*Requirements*: Copy out all lines where "colour" appears.

BEGIN Input material

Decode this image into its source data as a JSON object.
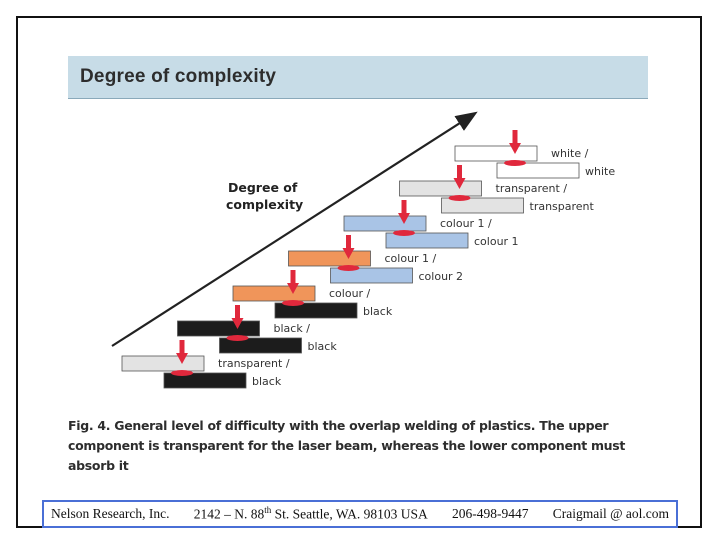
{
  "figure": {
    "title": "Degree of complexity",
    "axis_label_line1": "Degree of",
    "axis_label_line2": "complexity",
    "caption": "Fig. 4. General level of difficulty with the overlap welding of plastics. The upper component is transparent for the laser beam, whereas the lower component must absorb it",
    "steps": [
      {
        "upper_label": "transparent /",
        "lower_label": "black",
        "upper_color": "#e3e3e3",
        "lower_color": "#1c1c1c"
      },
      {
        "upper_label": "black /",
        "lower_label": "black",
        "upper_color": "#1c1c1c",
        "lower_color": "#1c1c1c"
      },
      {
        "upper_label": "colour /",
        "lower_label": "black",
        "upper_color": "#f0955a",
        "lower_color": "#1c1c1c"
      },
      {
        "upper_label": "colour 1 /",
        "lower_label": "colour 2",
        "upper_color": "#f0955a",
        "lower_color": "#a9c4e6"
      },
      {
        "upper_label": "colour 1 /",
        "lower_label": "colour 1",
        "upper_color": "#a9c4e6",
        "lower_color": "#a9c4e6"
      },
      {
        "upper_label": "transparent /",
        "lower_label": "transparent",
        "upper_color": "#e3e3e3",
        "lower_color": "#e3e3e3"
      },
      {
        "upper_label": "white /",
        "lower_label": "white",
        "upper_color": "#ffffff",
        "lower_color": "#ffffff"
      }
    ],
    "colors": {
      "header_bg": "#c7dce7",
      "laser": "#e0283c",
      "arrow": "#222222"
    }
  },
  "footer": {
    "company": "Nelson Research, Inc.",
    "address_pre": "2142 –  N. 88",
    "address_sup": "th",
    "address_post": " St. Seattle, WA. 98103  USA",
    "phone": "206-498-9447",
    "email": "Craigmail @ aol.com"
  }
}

END Input material
BEGIN Input material

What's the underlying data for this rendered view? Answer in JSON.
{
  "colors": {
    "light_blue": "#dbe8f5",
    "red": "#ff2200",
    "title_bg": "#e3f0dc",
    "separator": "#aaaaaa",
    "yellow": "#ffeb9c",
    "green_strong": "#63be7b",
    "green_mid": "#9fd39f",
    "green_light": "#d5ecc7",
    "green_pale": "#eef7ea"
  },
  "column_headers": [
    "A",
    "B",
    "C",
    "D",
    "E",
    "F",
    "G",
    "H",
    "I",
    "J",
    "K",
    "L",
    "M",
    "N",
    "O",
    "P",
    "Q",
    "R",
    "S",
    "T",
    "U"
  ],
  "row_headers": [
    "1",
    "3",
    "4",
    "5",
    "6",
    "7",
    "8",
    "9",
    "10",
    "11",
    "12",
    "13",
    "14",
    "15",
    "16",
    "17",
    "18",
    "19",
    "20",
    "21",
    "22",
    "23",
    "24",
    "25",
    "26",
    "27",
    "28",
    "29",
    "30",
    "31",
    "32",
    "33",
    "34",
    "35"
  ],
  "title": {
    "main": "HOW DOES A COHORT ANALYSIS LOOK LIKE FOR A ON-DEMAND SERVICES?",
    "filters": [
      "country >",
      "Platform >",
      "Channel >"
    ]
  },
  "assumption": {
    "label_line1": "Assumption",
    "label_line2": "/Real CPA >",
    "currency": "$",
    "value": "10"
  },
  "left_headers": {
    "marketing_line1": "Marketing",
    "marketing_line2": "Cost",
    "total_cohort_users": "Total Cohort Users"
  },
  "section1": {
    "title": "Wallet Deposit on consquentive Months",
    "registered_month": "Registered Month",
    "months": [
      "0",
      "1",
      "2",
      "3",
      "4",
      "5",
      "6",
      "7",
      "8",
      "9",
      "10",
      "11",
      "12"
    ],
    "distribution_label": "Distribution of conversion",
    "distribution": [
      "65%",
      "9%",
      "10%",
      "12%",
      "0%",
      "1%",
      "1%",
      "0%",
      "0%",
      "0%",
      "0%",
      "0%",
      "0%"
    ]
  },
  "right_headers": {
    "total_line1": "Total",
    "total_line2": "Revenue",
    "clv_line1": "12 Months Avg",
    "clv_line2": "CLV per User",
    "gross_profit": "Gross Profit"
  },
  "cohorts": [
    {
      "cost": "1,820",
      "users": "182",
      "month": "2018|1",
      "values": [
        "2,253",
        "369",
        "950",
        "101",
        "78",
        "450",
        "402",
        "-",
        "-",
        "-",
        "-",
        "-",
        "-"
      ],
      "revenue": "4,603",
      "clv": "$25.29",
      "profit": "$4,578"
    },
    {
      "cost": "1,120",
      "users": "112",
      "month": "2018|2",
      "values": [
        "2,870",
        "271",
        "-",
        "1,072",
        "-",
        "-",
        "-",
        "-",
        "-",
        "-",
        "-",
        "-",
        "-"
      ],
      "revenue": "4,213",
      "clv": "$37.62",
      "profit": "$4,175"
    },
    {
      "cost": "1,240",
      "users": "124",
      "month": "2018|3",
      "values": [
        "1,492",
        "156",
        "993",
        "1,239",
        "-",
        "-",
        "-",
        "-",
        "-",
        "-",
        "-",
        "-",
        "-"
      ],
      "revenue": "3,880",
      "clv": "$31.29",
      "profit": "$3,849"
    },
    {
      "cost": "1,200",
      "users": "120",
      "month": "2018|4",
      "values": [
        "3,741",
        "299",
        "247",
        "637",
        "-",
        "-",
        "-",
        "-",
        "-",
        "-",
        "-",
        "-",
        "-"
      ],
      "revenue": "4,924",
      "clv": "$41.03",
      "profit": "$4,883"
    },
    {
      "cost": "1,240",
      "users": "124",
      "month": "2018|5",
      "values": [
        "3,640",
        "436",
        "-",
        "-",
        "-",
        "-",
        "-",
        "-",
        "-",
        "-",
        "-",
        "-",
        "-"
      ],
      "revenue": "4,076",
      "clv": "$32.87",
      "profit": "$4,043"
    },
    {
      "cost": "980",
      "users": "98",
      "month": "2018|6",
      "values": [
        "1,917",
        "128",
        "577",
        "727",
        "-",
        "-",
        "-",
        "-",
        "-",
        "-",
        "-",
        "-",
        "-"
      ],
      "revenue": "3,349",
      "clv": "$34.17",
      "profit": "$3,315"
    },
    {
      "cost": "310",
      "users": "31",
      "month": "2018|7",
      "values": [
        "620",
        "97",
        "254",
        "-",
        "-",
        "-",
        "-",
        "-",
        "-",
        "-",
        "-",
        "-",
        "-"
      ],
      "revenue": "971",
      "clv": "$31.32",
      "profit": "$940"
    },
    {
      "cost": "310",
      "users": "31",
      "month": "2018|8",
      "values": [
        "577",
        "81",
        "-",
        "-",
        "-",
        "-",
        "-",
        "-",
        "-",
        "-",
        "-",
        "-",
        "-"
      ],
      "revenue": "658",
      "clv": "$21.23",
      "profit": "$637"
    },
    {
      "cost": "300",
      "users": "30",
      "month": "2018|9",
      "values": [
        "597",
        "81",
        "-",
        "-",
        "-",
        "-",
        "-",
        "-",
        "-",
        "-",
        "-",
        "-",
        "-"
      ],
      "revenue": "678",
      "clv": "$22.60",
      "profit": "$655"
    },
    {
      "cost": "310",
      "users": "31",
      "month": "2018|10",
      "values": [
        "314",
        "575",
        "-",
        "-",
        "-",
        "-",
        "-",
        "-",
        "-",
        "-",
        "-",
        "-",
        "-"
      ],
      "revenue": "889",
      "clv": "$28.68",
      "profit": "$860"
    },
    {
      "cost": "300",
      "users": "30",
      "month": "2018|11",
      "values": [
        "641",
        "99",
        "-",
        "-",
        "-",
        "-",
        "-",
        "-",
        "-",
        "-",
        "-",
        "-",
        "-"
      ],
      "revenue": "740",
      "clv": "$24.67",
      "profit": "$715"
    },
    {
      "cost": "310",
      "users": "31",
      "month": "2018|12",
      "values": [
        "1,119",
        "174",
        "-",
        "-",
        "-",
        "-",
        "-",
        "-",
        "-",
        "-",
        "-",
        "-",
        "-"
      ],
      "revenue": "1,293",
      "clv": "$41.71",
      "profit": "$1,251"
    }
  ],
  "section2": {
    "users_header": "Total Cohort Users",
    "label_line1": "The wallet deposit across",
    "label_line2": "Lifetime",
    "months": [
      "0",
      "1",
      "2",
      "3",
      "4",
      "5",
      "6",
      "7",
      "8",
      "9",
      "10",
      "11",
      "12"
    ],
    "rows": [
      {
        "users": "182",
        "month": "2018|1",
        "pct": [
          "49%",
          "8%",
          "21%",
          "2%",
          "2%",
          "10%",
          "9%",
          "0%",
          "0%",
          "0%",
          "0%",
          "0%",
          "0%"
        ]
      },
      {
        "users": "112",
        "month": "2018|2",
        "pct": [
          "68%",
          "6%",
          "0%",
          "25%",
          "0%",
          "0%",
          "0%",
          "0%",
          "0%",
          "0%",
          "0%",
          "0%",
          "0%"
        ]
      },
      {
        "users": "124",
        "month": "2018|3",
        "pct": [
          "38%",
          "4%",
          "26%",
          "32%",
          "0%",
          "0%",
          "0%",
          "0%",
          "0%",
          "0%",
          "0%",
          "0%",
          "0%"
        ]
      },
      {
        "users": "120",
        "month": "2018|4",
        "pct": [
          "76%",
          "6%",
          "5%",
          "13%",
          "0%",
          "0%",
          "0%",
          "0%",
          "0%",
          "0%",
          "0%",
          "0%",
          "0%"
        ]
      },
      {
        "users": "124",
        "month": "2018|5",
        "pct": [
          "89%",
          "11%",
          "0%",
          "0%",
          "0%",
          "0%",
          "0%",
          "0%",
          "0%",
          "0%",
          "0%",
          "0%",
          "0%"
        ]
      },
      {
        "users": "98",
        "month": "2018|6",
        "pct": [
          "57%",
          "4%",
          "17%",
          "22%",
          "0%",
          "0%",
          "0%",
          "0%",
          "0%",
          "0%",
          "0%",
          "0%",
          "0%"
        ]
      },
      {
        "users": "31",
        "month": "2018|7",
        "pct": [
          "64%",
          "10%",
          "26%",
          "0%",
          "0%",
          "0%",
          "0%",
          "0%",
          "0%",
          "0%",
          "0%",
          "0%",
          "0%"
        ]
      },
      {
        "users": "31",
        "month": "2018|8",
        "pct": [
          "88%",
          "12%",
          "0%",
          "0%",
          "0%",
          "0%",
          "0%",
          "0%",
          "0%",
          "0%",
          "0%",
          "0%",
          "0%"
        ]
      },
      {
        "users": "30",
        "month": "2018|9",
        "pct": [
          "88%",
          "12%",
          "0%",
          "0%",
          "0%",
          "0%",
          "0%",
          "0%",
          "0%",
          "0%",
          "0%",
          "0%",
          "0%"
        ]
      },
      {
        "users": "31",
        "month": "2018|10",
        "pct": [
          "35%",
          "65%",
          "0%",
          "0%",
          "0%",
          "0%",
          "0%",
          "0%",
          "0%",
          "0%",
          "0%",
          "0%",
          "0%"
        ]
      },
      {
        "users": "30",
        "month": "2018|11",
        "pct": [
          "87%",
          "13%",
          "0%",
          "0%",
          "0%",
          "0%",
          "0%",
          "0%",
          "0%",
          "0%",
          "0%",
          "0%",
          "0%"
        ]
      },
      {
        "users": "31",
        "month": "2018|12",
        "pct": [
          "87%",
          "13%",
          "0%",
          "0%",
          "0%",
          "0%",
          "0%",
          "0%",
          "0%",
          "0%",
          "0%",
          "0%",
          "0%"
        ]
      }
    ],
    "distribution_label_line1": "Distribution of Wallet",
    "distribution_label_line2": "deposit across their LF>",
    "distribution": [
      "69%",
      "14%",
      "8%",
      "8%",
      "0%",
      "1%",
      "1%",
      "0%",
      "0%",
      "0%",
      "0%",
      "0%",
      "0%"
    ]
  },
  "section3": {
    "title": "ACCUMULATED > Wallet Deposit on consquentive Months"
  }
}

END Input material

*Answer to this task*:
        "upper_label": "colour /",
        "upper_label": "colour 1 /",
        "lower_label": "colour 2",
        "upper_label": "colour 1 /",
        "lower_label": "colour 1",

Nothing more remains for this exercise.